• WHAT IS EXPECTED: Tell how many lines have the string "image" in them, and write nothing besides the number.

[INFORMATION GIVEN start]

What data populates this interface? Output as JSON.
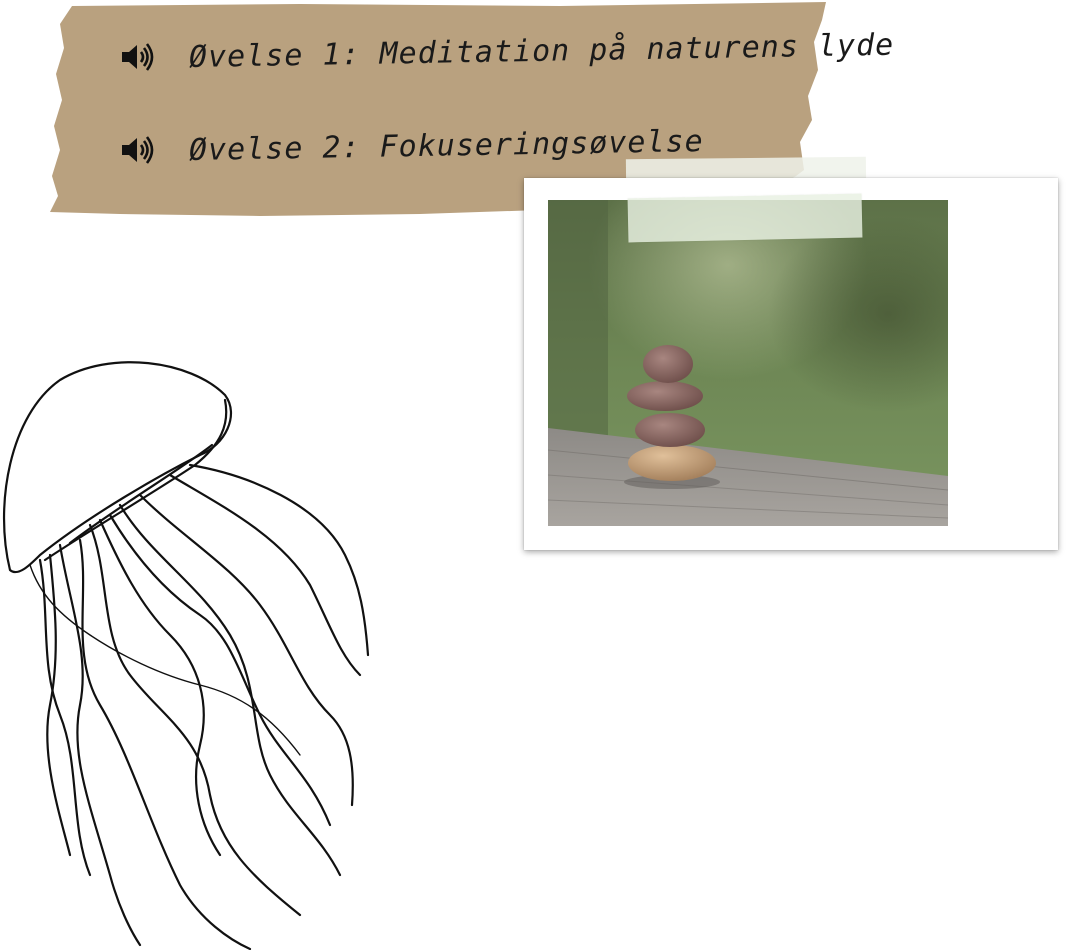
{
  "exercises": [
    {
      "label": "Øvelse 1: Meditation på naturens lyde",
      "icon": "speaker-icon"
    },
    {
      "label": "Øvelse 2: Fokuseringsøvelse",
      "icon": "speaker-icon"
    }
  ],
  "colors": {
    "banner": "#b9a17f",
    "text": "#1a1a1a",
    "tape": "#e8f0e2"
  },
  "illustration": {
    "icon": "jellyfish-icon"
  },
  "photo": {
    "subject": "stacked-stones-image"
  }
}
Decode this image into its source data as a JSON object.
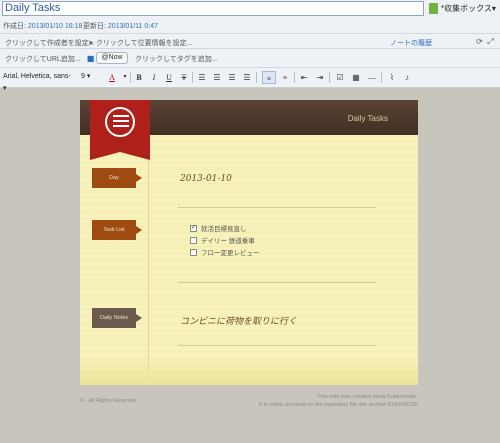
{
  "title": "Daily Tasks",
  "notebook": {
    "label": "*収集ボックス",
    "arrow": "▾"
  },
  "meta": {
    "created_label": "作成日:",
    "created_value": "2013/01/10 16:18",
    "updated_label": "更新日:",
    "updated_value": "2013/01/11 0:47"
  },
  "author_placeholder": "クリックして作成者を設定...",
  "location_placeholder": "クリックして位置情報を設定...",
  "history_link": "ノートの履歴",
  "url_placeholder": "クリックしてURL追加...",
  "now_button": "@Now",
  "tag_placeholder": "クリックしてタグを追加...",
  "toolbar": {
    "font": "Arial, Helvetica, sans-",
    "size": "9"
  },
  "note": {
    "header_title": "Daily Tasks",
    "day_label": "Day",
    "date_value": "2013-01-10",
    "task_label": "Task List",
    "tasks": [
      {
        "text": "就活目標見直し",
        "checked": true
      },
      {
        "text": "デイリー 鉄道乗車",
        "checked": false
      },
      {
        "text": "フロー変更レビュー",
        "checked": false
      }
    ],
    "notes_label": "Daily Notes",
    "notes_value": "コンビニに荷物を取りに行く"
  },
  "footer": {
    "copyright": "© . All Rights Reserved",
    "line1": "This note was created using Kustomnote.",
    "line2": "It is safely archived on the legendary file site archive EVERNOTE"
  }
}
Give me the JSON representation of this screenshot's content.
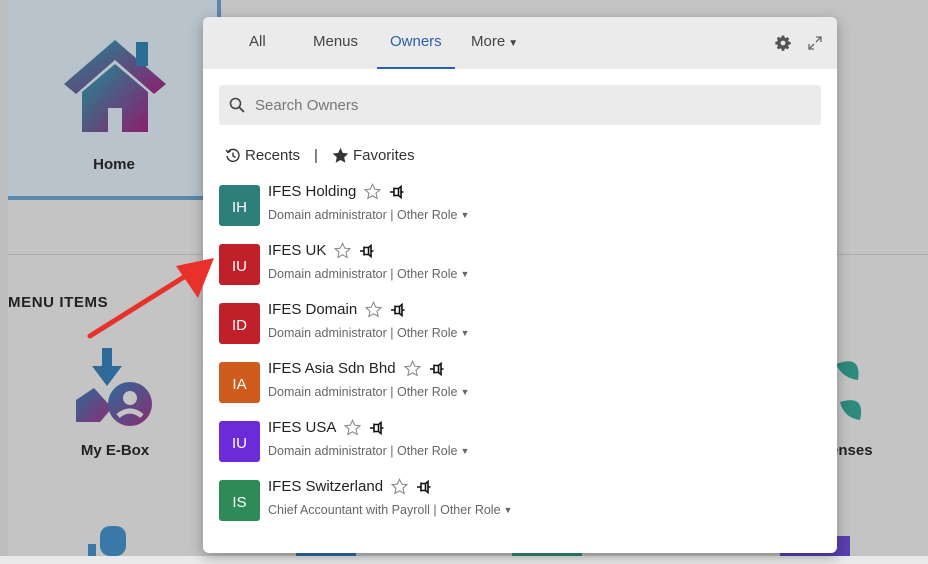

[INFORMATION GIVEN end]

• OUTPUT BELOW: 2